Extracted records

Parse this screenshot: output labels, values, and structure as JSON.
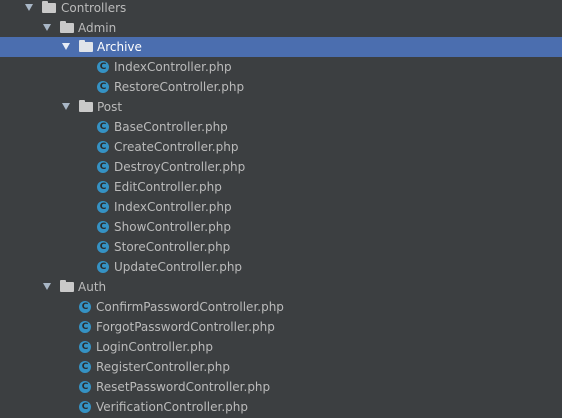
{
  "tree": {
    "controllers": {
      "label": "Controllers"
    },
    "admin": {
      "label": "Admin"
    },
    "archive": {
      "label": "Archive",
      "files": [
        {
          "label": "IndexController.php"
        },
        {
          "label": "RestoreController.php"
        }
      ]
    },
    "post": {
      "label": "Post",
      "files": [
        {
          "label": "BaseController.php"
        },
        {
          "label": "CreateController.php"
        },
        {
          "label": "DestroyController.php"
        },
        {
          "label": "EditController.php"
        },
        {
          "label": "IndexController.php"
        },
        {
          "label": "ShowController.php"
        },
        {
          "label": "StoreController.php"
        },
        {
          "label": "UpdateController.php"
        }
      ]
    },
    "auth": {
      "label": "Auth",
      "files": [
        {
          "label": "ConfirmPasswordController.php"
        },
        {
          "label": "ForgotPasswordController.php"
        },
        {
          "label": "LoginController.php"
        },
        {
          "label": "RegisterController.php"
        },
        {
          "label": "ResetPasswordController.php"
        },
        {
          "label": "VerificationController.php"
        }
      ]
    }
  },
  "icons": {
    "expanded": "expand-arrow-icon",
    "folder": "folder-icon",
    "file": "php-class-icon",
    "class_glyph": "C"
  },
  "colors": {
    "background": "#3c3f41",
    "selection": "#4b6eaf",
    "text": "#bbbbbb",
    "class_icon": "#3592c4"
  }
}
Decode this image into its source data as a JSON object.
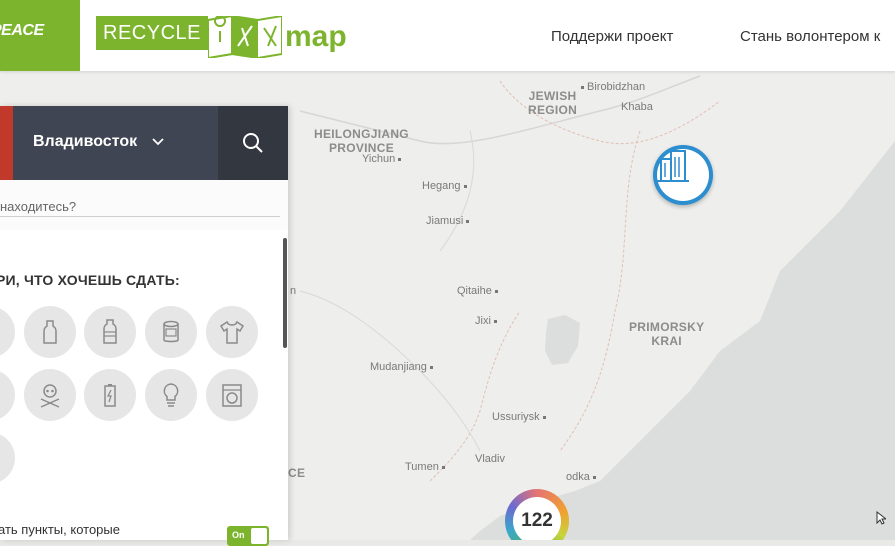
{
  "header": {
    "gp_logo_text": "PEACE",
    "recycle_text": "RECYCLE",
    "map_text": "map",
    "nav": [
      "Поддержи проект",
      "Стань волонтером к"
    ]
  },
  "panel": {
    "city": "Владивосток",
    "location_placeholder": "находитесь?",
    "section_title": "РИ, ЧТО ХОЧЕШЬ СДАТЬ:",
    "bottom_text": "ать пункты, которые",
    "toggle_label": "On"
  },
  "map": {
    "regions": [
      {
        "id": "jewish",
        "line1": "JEWISH",
        "line2": "REGION"
      },
      {
        "id": "heilong",
        "line1": "HEILONGJIANG",
        "line2": "PROVINCE"
      },
      {
        "id": "primorsky",
        "line1": "PRIMORSKY",
        "line2": "KRAI"
      }
    ],
    "cities": {
      "birobidzhan": "Birobidzhan",
      "khaba": "Khaba",
      "yichun": "Yichun",
      "hegang": "Hegang",
      "jiamusi": "Jiamusi",
      "qitaihe": "Qitaihe",
      "jixi": "Jixi",
      "mudanjiang": "Mudanjiang",
      "ussuriysk": "Ussuriysk",
      "vladiv": "Vladiv",
      "nakhodka": "odka",
      "tumen": "Tumen",
      "ce": "CE",
      "n_edge": "n"
    },
    "cluster_count": "122"
  }
}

Objective
Point out every line holding the string "this" and copy it.

Full answer
Parse this screenshot: output labels, values, and structure as JSON.
Decode this image into its source data as a JSON object.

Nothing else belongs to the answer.